### Selected passage

★ ★ ★ ★ ★

The DCI infrastructure as a service (DCI IaaS) allows service providers to benefit from LSNs, as described by the DCI architecture, from optical networks as detailed by the Open APN architecture, and Function Dedicated Networks (FDNs)*2 described later, without having to maintain their own infrastructure. The relations between the DCI infrastructure provider, tenant platform-service providers, and end-user applications using such platforms are illustrated in Fig. 4. Tenant platform-service providers may request provisioning of LSNs and networks in-between these LSNs from DCI-infrastructure service providers. Then, tenant platform-service providers deploy middleware or applications on the LSNs and networks. Finally, these resources are offered as a service to end users and their applications. The APIs that tenant platform-service providers use to access DCI IaaS services are then defined. For example, regarding LSNs, which are the main concept of DCI, an API is defined to support actions such as creation, configuration, starting, and stopping.


Fig. 4. Service model of DCI IaaS.

*2 FDN: FDN is a concept defined by IOWN GF. The DCI FA reference document defines FDNs as logical networks created on top of physical networks. Such physical networks can be Open APN or other types of physical networks.

6. Analysis of the data plane to implement IOWN GF use cases

When analyzing various use cases, their parts can be classified into data flows and processing components. Therefore, use cases can be expressed as pipelines connecting these elements. One of the first use cases that IOWN GF is targeting is the cyber-physical systems (CPS) area management (AM) use case. A reference implementation model (RIM) as well as a data pipeline describing this use case are detailed in the IOWN GF RIM document published in January 2022 [3]. For example, this use case includes the scenario of first gathering the video streams of groups of 1000 cameras installed in a given area using local aggregation nodes, transferring these large amounts of real-time data to a regional edge cloud, then conducting continuous AI analysis, and finally alerting local security staff of events within the monitored area. The resulting data pipeline is illustrated in Fig. 5.


Fig. 5. CPS AM data pipeline example.

Each dataflow has different requirements toward forwarding. Furthermore, data will need to traverse different data planes. Therefore, the data planes that need to be accelerated need to be identified on the basis of this classification. For example, the intra-node interconnect may be used for communication within a given DCI physical node, and for DCI physical nodes located in different DCI clusters, a data plane using the DCI gateway and Open APN can be used. The DCI FA reference document classifies these data-plane communication patterns, as highlighted in Fig. 6. The data pipeline shown in Fig. 5 is analyzed on the basis of this classification. From this analysis, the DCI FA reference document proposes a data-plane framework for those data-plane patterns that are difficult to support with current technology. The following section gives an outline of this framework.


Fig. 6. The three data-plane types of the DCI.

★ ★ ★ ★ ★

### Data listing
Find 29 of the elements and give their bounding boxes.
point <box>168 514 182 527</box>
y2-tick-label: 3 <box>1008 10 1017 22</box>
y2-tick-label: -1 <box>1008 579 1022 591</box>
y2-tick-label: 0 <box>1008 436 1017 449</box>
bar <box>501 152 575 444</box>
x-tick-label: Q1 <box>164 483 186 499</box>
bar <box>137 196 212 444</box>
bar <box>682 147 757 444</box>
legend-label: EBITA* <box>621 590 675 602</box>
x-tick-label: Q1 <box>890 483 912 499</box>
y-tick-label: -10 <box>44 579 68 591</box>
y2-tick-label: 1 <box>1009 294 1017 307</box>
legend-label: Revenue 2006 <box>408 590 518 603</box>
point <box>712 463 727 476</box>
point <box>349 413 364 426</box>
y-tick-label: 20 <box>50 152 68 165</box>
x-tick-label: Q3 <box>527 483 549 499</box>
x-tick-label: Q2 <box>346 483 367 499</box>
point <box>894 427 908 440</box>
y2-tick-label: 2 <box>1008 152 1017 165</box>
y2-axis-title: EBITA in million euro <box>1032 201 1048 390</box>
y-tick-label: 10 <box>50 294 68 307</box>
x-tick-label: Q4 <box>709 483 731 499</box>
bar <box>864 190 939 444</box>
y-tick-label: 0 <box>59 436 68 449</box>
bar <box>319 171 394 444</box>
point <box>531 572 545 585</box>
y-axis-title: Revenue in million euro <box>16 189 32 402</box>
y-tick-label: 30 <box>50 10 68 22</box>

★ ★ ★ ★ ★

### What this task involves
Reproduce the passage on DCI infrastructure word for word, from "When analyzing various" up to and including "illustrated in Fig. 5.".

### Result of this exercise
When analyzing various use cases, their parts can be classified into data flows and processing components. Therefore, use cases can be expressed as pipelines connecting these elements. One of the first use cases that IOWN GF is targeting is the cyber-physical systems (CPS) area management (AM) use case. A reference implementation model (RIM) as well as a data pipeline describing this use case are detailed in the IOWN GF RIM document published in January 2022 [3]. For example, this use case includes the scenario of first gathering the video streams of groups of 1000 cameras installed in a given area using local aggregation nodes, transferring these large amounts of real-time data to a regional edge cloud, then conducting continuous AI analysis, and finally alerting local security staff of events within the monitored area. The resulting data pipeline is illustrated in Fig. 5.